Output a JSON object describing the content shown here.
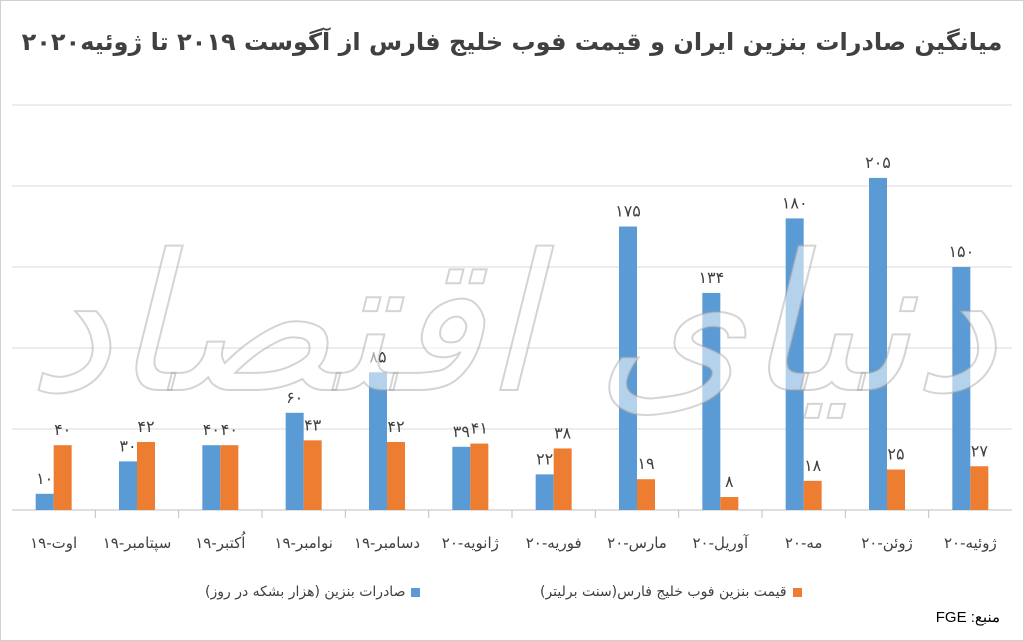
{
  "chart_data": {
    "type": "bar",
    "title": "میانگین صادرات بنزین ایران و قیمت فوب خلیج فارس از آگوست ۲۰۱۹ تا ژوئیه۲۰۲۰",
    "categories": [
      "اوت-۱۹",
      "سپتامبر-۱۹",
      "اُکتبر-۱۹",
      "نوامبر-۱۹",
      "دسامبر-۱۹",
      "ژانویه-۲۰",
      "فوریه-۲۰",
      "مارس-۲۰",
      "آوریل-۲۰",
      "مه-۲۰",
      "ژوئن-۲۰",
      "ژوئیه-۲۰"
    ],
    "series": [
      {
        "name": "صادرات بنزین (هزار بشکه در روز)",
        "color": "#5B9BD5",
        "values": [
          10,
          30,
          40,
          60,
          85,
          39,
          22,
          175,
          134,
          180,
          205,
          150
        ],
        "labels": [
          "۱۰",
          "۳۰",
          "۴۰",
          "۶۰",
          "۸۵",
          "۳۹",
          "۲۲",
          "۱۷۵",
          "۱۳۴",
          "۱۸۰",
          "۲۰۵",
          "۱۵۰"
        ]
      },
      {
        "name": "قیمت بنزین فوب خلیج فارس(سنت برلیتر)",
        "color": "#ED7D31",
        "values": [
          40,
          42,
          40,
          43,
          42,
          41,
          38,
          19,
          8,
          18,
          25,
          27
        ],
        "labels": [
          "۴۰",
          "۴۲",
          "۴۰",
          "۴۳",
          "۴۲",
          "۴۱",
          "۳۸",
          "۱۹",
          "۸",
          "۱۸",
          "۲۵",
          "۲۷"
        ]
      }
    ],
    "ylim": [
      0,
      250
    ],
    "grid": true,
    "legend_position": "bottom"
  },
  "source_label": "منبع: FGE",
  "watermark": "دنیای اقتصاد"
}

--

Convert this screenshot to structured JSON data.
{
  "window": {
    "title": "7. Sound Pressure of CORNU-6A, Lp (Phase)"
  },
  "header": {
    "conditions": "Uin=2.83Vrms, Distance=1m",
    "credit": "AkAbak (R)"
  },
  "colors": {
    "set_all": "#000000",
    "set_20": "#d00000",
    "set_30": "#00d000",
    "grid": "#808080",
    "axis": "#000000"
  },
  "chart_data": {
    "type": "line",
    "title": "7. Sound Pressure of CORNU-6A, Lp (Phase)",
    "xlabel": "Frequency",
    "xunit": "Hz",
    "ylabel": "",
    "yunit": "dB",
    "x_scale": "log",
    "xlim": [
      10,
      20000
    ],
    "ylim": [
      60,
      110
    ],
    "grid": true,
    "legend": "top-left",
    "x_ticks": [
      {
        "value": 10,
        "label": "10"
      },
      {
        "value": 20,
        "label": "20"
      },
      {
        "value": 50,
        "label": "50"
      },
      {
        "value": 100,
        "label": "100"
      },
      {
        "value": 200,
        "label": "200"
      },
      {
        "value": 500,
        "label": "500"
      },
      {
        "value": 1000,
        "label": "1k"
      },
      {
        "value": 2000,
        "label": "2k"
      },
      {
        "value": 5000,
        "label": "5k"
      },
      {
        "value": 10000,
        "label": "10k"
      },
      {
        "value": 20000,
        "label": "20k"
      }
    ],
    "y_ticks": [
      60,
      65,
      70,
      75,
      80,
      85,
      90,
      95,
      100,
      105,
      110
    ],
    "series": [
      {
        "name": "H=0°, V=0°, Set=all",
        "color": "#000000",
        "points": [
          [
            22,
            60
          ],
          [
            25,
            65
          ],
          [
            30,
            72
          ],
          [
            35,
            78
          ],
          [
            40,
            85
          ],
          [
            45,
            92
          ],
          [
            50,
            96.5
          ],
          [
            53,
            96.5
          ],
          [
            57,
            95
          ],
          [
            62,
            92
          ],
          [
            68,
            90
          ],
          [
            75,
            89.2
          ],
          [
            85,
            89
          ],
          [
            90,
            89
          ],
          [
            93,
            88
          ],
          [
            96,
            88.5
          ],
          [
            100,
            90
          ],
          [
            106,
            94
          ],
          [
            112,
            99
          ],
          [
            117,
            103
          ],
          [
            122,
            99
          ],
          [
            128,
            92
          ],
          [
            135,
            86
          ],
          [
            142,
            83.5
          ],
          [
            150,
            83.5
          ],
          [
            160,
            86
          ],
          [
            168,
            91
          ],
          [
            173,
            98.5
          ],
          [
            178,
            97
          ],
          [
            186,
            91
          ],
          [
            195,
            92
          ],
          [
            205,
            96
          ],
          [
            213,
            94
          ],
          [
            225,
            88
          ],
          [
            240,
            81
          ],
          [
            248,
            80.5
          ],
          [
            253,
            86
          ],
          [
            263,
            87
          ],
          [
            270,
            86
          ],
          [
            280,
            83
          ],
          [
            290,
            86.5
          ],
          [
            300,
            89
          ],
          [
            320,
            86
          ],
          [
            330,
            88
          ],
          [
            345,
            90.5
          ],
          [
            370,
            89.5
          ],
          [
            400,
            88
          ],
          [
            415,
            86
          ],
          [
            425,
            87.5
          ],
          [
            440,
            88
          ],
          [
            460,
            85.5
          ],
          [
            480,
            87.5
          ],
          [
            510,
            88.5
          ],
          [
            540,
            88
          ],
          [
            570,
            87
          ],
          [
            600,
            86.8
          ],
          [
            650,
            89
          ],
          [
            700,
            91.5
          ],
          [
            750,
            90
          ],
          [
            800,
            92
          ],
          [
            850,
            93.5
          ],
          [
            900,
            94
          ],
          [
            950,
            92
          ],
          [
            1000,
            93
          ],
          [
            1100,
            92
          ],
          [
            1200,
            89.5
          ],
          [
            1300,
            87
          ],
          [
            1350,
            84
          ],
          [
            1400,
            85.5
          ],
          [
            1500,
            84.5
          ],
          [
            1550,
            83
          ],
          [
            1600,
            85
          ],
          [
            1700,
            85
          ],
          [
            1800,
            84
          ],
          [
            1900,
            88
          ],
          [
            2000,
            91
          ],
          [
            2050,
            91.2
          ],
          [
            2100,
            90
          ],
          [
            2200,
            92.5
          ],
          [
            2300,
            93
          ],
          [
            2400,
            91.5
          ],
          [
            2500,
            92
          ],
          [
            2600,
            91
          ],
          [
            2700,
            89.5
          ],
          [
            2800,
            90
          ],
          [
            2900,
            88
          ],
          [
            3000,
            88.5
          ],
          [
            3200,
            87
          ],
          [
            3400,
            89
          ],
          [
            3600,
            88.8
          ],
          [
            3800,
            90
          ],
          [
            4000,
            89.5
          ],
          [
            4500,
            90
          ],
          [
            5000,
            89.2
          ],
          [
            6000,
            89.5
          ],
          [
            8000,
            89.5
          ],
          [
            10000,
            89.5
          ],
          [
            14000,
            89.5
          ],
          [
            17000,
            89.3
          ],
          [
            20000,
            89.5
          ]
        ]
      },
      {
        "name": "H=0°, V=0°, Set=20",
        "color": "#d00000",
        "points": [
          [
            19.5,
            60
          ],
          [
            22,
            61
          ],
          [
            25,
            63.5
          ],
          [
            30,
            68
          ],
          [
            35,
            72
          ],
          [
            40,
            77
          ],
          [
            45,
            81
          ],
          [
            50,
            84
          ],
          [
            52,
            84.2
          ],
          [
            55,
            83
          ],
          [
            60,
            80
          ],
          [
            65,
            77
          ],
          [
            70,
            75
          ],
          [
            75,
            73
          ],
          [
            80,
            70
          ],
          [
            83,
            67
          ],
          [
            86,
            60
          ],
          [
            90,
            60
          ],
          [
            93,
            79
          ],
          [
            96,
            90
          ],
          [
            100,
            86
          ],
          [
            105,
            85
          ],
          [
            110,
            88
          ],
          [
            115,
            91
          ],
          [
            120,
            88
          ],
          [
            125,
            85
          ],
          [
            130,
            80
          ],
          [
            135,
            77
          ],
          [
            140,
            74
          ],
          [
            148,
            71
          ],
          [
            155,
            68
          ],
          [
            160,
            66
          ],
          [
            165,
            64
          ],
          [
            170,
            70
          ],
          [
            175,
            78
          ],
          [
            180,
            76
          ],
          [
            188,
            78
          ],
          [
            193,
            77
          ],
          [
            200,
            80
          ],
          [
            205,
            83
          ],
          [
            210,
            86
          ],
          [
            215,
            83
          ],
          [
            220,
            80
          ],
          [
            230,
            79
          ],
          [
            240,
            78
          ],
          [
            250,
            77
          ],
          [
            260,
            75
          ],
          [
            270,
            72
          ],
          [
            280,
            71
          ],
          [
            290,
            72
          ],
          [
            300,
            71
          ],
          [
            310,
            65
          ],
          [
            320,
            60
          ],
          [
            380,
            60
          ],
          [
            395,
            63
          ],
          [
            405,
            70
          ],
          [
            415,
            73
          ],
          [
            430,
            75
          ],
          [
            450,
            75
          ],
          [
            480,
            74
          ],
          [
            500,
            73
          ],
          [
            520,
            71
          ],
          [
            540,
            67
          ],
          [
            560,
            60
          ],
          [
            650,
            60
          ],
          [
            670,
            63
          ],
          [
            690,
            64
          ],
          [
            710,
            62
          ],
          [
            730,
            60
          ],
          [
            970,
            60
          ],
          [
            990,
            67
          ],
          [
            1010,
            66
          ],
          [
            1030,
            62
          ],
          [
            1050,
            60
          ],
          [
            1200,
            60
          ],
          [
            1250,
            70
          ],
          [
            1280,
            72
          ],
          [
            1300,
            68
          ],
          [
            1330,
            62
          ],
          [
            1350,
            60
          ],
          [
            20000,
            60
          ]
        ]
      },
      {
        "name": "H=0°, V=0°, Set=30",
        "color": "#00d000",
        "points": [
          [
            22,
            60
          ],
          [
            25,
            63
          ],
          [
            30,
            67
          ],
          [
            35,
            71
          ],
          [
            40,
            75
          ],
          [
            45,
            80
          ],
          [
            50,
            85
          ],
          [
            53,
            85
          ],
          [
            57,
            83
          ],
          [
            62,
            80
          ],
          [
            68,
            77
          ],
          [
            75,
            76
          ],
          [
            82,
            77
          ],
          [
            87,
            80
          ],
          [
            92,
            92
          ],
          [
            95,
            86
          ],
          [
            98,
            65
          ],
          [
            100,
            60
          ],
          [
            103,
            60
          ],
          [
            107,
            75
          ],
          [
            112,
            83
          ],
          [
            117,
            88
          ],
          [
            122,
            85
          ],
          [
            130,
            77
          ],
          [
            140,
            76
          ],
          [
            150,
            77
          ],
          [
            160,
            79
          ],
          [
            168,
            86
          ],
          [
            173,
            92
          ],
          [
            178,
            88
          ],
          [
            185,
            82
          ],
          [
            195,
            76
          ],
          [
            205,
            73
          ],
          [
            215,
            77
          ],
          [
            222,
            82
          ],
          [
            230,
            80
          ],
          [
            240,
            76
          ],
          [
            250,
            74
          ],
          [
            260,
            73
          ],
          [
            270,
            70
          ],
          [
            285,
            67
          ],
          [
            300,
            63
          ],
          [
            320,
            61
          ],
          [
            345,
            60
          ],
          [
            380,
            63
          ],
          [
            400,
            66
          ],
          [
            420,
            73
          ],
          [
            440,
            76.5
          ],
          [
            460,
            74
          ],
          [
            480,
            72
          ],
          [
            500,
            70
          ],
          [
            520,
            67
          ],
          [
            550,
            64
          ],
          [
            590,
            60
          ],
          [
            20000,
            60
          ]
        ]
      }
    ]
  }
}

### [Challenge]
Gather from the data above every line with the string "خلیج".

### [Output below]
    "title": "میانگین صادرات بنزین ایران و قیمت فوب خلیج فارس از آگوست ۲۰۱۹ تا ژوئیه۲۰۲۰",
        "name": "قیمت بنزین فوب خلیج فارس(سنت برلیتر)",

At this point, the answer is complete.